__THE REQUEST__.
What follows is a set of entries. Give them again exactly, without the pictures.

Stored records:
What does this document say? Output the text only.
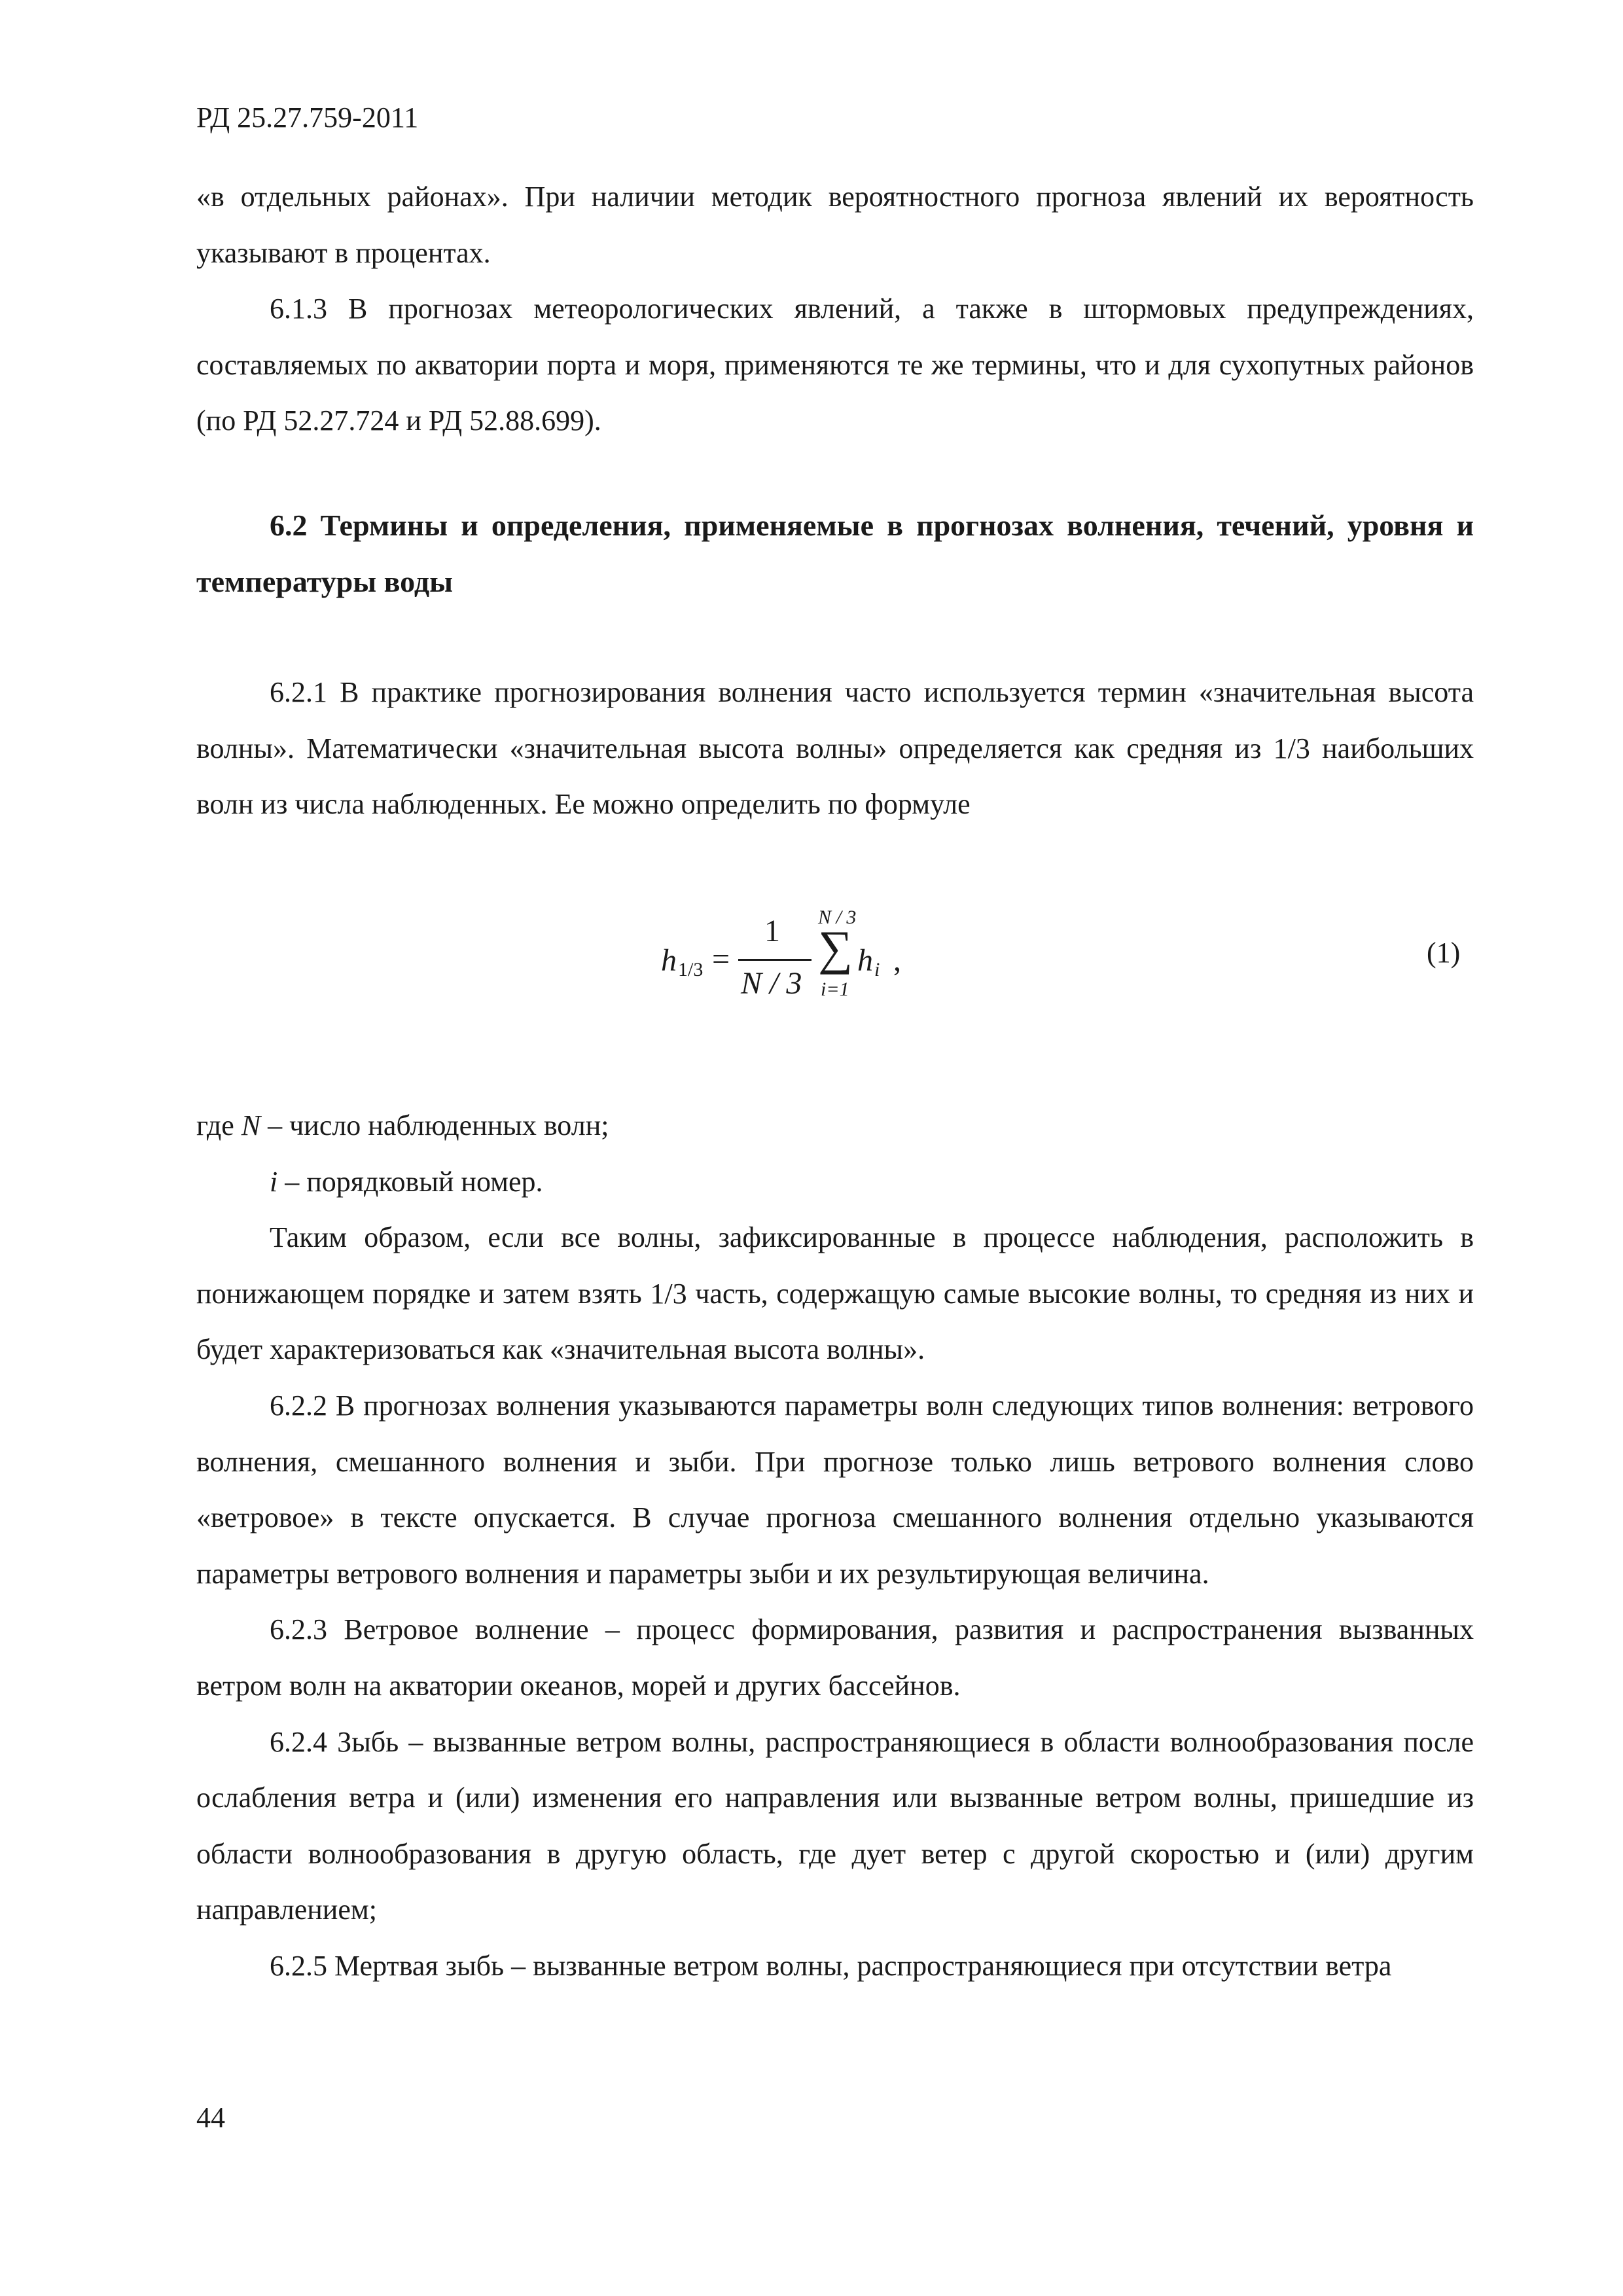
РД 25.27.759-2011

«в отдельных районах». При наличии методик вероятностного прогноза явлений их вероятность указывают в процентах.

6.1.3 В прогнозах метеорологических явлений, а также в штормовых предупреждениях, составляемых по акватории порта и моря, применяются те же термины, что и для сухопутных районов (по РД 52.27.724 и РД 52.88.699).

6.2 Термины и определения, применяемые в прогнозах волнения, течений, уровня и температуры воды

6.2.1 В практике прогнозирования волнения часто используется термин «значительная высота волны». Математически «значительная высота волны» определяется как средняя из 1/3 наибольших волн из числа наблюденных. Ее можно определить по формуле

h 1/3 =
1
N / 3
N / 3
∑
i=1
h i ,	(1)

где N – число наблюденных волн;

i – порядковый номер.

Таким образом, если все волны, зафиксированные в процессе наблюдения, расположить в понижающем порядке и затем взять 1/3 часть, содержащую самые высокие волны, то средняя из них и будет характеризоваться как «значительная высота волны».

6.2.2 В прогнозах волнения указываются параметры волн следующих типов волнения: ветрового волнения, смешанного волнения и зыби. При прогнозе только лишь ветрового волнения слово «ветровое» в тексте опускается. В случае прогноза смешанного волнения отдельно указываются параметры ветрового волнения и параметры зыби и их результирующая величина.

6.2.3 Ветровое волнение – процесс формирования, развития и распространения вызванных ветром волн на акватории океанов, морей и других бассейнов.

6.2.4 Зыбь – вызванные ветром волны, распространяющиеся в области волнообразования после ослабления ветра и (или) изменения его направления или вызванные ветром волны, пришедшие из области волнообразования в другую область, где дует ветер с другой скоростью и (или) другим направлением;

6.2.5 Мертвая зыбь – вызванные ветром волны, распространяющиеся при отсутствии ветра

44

__EXERCISE RESULT__.
What does this document say? Output the text only.
РД 25.27.759-2011

«в отдельных районах». При наличии методик вероятностного прогноза явлений их вероятность указывают в процентах.

6.1.3 В прогнозах метеорологических явлений, а также в штормовых предупреждениях, составляемых по акватории порта и моря, применяются те же термины, что и для сухопутных районов (по РД 52.27.724 и РД 52.88.699).

6.2 Термины и определения, применяемые в прогнозах волнения, течений, уровня и температуры воды

6.2.1 В практике прогнозирования волнения часто используется термин «значительная высота волны». Математически «значительная высота волны» определяется как средняя из 1/3 наибольших волн из числа наблюденных. Ее можно определить по формуле

h 1/3 =
1
N / 3
N / 3
∑
i=1
h i ,	(1)

где N – число наблюденных волн;

i – порядковый номер.

Таким образом, если все волны, зафиксированные в процессе наблюдения, расположить в понижающем порядке и затем взять 1/3 часть, содержащую самые высокие волны, то средняя из них и будет характеризоваться как «значительная высота волны».

6.2.2 В прогнозах волнения указываются параметры волн следующих типов волнения: ветрового волнения, смешанного волнения и зыби. При прогнозе только лишь ветрового волнения слово «ветровое» в тексте опускается. В случае прогноза смешанного волнения отдельно указываются параметры ветрового волнения и параметры зыби и их результирующая величина.

6.2.3 Ветровое волнение – процесс формирования, развития и распространения вызванных ветром волн на акватории океанов, морей и других бассейнов.

6.2.4 Зыбь – вызванные ветром волны, распространяющиеся в области волнообразования после ослабления ветра и (или) изменения его направления или вызванные ветром волны, пришедшие из области волнообразования в другую область, где дует ветер с другой скоростью и (или) другим направлением;

6.2.5 Мертвая зыбь – вызванные ветром волны, распространяющиеся при отсутствии ветра

44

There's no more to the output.